* **Text excerpt**:

*****

Benton Maxwell "Biff" Bangs Jr. (September 5, 1893 – June 7, 1970) was an American football player. He played college football for Washington State from 1914 to 1917 and for the 1918 Mare Island Marines football team during World War I. He also played professional football in the National Football League (NFL) with the Los Angeles Buccaneers in .

Early years
Bangs was born in 1893 in Moscow, Idaho, United States. He was the son of H.H. Bangs who served several terms in the Idaho state legislature. His father died in November 1914.

Football career

Albion
Bang began his college career at the Albion Normal School in Albion, Idaho. He was the team captain and star punter, rusher and passer for the Albion football team in 1913. After a strong showing, he was recruited as a transfer student by both the University of Idaho and Washington State College.

Washington State
Bangs enrolled at Washington State in September 1914. He played at the halfback and fullback positions for Washington State from 1914 to 1917. He was a key player on the 1915 Washington State football team that compiled an undefeated 7–0 record and defeated Brown in the 1916 Rose Bowl.  After the team's victory in the Rose Bowl, Bangs was elected as captain of the 1916 team. He received both bachelor's and master's degrees in agriculture.

*****

Annotated element entries
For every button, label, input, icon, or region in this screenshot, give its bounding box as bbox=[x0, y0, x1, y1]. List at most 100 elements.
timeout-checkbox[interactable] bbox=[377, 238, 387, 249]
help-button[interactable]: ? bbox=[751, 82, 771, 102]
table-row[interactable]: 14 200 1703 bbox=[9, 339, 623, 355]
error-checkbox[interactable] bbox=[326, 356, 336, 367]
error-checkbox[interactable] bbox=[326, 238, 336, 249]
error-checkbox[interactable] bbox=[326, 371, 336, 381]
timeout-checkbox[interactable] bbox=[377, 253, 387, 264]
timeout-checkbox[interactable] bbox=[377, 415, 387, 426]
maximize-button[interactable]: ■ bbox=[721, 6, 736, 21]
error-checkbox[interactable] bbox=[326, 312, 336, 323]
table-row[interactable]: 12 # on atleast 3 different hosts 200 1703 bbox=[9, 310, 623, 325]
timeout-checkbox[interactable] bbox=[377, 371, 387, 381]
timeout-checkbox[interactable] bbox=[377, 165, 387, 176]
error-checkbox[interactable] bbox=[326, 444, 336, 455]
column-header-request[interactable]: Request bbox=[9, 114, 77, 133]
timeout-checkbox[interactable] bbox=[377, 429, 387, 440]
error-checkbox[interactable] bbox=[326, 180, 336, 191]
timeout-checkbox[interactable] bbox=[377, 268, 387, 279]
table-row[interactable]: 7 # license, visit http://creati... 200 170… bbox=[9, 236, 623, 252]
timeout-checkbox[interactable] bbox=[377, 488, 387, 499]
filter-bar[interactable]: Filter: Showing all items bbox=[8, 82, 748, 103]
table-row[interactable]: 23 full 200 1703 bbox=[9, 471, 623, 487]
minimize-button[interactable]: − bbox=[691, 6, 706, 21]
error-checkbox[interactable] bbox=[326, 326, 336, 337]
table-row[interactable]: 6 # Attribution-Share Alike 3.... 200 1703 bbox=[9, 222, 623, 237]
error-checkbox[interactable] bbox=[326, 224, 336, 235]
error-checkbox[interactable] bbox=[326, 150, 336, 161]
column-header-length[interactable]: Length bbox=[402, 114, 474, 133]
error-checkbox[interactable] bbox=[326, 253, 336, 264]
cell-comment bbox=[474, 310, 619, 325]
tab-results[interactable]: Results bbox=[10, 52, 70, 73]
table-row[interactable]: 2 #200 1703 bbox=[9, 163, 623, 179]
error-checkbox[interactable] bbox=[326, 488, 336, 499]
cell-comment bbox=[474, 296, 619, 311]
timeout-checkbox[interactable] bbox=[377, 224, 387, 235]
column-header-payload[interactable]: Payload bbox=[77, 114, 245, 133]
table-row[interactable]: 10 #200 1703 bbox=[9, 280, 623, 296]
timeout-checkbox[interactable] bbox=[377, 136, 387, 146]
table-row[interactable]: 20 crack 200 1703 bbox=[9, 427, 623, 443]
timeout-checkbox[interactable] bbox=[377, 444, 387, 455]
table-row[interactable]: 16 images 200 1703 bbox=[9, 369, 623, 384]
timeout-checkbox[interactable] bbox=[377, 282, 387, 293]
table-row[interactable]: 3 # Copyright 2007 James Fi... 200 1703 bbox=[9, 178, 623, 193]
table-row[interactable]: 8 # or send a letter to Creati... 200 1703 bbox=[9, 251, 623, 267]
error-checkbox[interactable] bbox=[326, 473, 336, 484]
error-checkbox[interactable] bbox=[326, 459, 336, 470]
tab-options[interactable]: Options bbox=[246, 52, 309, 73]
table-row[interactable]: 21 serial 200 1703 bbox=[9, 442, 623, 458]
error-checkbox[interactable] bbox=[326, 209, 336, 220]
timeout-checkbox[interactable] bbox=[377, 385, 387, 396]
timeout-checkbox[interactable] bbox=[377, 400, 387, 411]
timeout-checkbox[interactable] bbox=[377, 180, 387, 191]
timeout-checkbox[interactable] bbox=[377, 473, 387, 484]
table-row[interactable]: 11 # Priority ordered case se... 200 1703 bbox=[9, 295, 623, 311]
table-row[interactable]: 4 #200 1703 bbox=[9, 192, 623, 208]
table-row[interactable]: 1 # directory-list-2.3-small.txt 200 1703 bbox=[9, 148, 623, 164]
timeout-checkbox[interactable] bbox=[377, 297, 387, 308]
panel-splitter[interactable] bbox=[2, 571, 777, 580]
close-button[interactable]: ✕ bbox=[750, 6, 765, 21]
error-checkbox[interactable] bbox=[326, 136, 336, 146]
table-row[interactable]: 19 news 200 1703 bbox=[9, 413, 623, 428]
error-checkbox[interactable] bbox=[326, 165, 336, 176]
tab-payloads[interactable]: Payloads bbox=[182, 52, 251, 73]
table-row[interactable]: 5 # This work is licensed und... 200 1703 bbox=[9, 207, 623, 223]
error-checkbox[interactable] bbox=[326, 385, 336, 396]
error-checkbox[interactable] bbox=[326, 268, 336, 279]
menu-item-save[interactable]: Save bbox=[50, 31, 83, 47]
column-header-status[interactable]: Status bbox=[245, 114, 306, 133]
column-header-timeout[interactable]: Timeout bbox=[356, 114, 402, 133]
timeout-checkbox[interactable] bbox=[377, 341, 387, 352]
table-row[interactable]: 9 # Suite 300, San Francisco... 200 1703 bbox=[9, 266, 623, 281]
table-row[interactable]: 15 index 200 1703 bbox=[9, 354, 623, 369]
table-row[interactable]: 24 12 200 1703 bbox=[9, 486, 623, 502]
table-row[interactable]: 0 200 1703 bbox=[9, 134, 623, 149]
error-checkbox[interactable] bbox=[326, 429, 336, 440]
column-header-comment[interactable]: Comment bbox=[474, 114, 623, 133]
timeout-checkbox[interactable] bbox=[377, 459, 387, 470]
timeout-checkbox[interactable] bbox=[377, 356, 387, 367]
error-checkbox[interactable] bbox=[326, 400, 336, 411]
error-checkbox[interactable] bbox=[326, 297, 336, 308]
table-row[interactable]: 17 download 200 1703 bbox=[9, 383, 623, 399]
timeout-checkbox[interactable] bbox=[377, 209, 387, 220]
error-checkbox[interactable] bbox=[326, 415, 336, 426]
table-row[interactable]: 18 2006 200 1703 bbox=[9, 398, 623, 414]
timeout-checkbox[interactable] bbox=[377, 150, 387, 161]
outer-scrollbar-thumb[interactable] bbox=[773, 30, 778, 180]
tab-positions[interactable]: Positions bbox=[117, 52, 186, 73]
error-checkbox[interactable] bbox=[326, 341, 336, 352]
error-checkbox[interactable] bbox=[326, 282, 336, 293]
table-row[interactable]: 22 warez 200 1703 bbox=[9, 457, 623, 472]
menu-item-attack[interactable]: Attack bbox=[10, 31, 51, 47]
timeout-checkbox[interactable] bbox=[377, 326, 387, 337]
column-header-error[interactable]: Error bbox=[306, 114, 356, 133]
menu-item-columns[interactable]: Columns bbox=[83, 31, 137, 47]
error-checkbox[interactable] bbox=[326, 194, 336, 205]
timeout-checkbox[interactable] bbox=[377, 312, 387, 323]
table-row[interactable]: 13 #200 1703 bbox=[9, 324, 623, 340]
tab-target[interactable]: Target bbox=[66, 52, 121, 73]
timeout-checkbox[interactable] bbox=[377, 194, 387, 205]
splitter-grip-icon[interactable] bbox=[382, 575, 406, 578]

*****

* **Task brief**: Copy the passage of the Biff Bangs biography from "Football career" up to and including "Washington State College.".

* **Output of the exercise**:
Football career

Albion
Bang began his college career at the Albion Normal School in Albion, Idaho. He was the team captain and star punter, rusher and passer for the Albion football team in 1913. After a strong showing, he was recruited as a transfer student by both the University of Idaho and Washington State College.